--- Start ENTRIES ---
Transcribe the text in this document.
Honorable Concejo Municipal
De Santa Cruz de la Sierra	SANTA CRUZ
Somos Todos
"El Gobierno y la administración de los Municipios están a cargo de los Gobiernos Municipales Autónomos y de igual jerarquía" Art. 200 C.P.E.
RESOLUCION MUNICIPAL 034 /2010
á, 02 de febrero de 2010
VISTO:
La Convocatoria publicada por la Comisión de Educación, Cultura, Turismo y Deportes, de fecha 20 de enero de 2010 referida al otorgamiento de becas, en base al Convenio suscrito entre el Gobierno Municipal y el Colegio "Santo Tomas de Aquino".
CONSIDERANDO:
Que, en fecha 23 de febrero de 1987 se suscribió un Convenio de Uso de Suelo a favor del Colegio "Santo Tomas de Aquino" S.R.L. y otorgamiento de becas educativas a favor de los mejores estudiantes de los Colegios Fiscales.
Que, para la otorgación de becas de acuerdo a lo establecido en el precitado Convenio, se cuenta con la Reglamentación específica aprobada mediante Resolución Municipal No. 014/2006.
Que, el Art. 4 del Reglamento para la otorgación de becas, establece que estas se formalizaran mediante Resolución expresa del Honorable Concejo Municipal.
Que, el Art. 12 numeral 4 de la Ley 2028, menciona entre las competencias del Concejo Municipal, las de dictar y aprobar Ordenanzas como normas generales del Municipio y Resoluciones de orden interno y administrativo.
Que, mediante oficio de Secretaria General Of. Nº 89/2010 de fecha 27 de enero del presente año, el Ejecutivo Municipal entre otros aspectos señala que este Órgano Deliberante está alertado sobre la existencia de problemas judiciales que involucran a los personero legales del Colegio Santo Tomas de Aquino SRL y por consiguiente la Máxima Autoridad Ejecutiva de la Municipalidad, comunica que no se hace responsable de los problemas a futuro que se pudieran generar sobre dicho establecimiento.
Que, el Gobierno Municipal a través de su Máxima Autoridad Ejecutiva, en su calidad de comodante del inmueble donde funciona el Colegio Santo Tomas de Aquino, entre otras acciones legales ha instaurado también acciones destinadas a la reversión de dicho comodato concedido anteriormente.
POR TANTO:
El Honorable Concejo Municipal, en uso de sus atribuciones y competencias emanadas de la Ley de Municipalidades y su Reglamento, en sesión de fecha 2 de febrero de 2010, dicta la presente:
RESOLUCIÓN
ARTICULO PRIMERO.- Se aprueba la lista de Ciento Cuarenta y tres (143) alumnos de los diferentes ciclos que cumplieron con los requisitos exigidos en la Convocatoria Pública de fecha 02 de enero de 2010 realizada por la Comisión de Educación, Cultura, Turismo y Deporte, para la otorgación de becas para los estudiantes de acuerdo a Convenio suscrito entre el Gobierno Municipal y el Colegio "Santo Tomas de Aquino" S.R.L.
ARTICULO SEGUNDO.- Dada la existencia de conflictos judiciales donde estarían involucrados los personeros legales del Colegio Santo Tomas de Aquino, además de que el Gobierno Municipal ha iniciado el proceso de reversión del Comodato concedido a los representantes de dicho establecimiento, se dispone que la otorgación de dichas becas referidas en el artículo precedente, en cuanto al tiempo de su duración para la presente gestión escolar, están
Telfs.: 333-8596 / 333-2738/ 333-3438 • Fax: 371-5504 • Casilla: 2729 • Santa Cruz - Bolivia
--- End ENTRIES ---
» **EXERCISE AIM**: Extract every line above exactly as it stands.

» **RESULT OF THE EXERCISE**:
Transcribe the text in this document.
Honorable Concejo Municipal
De Santa Cruz de la Sierra	SANTA CRUZ
Somos Todos
"El Gobierno y la administración de los Municipios están a cargo de los Gobiernos Municipales Autónomos y de igual jerarquía" Art. 200 C.P.E.
RESOLUCION MUNICIPAL 034 /2010
á, 02 de febrero de 2010
VISTO:
La Convocatoria publicada por la Comisión de Educación, Cultura, Turismo y Deportes, de fecha 20 de enero de 2010 referida al otorgamiento de becas, en base al Convenio suscrito entre el Gobierno Municipal y el Colegio "Santo Tomas de Aquino".
CONSIDERANDO:
Que, en fecha 23 de febrero de 1987 se suscribió un Convenio de Uso de Suelo a favor del Colegio "Santo Tomas de Aquino" S.R.L. y otorgamiento de becas educativas a favor de los mejores estudiantes de los Colegios Fiscales.
Que, para la otorgación de becas de acuerdo a lo establecido en el precitado Convenio, se cuenta con la Reglamentación específica aprobada mediante Resolución Municipal No. 014/2006.
Que, el Art. 4 del Reglamento para la otorgación de becas, establece que estas se formalizaran mediante Resolución expresa del Honorable Concejo Municipal.
Que, el Art. 12 numeral 4 de la Ley 2028, menciona entre las competencias del Concejo Municipal, las de dictar y aprobar Ordenanzas como normas generales del Municipio y Resoluciones de orden interno y administrativo.
Que, mediante oficio de Secretaria General Of. Nº 89/2010 de fecha 27 de enero del presente año, el Ejecutivo Municipal entre otros aspectos señala que este Órgano Deliberante está alertado sobre la existencia de problemas judiciales que involucran a los personero legales del Colegio Santo Tomas de Aquino SRL y por consiguiente la Máxima Autoridad Ejecutiva de la Municipalidad, comunica que no se hace responsable de los problemas a futuro que se pudieran generar sobre dicho establecimiento.
Que, el Gobierno Municipal a través de su Máxima Autoridad Ejecutiva, en su calidad de comodante del inmueble donde funciona el Colegio Santo Tomas de Aquino, entre otras acciones legales ha instaurado también acciones destinadas a la reversión de dicho comodato concedido anteriormente.
POR TANTO:
El Honorable Concejo Municipal, en uso de sus atribuciones y competencias emanadas de la Ley de Municipalidades y su Reglamento, en sesión de fecha 2 de febrero de 2010, dicta la presente:
RESOLUCIÓN
ARTICULO PRIMERO.- Se aprueba la lista de Ciento Cuarenta y tres (143) alumnos de los diferentes ciclos que cumplieron con los requisitos exigidos en la Convocatoria Pública de fecha 02 de enero de 2010 realizada por la Comisión de Educación, Cultura, Turismo y Deporte, para la otorgación de becas para los estudiantes de acuerdo a Convenio suscrito entre el Gobierno Municipal y el Colegio "Santo Tomas de Aquino" S.R.L.
ARTICULO SEGUNDO.- Dada la existencia de conflictos judiciales donde estarían involucrados los personeros legales del Colegio Santo Tomas de Aquino, además de que el Gobierno Municipal ha iniciado el proceso de reversión del Comodato concedido a los representantes de dicho establecimiento, se dispone que la otorgación de dichas becas referidas en el artículo precedente, en cuanto al tiempo de su duración para la presente gestión escolar, están
Telfs.: 333-8596 / 333-2738/ 333-3438 • Fax: 371-5504 • Casilla: 2729 • Santa Cruz - Bolivia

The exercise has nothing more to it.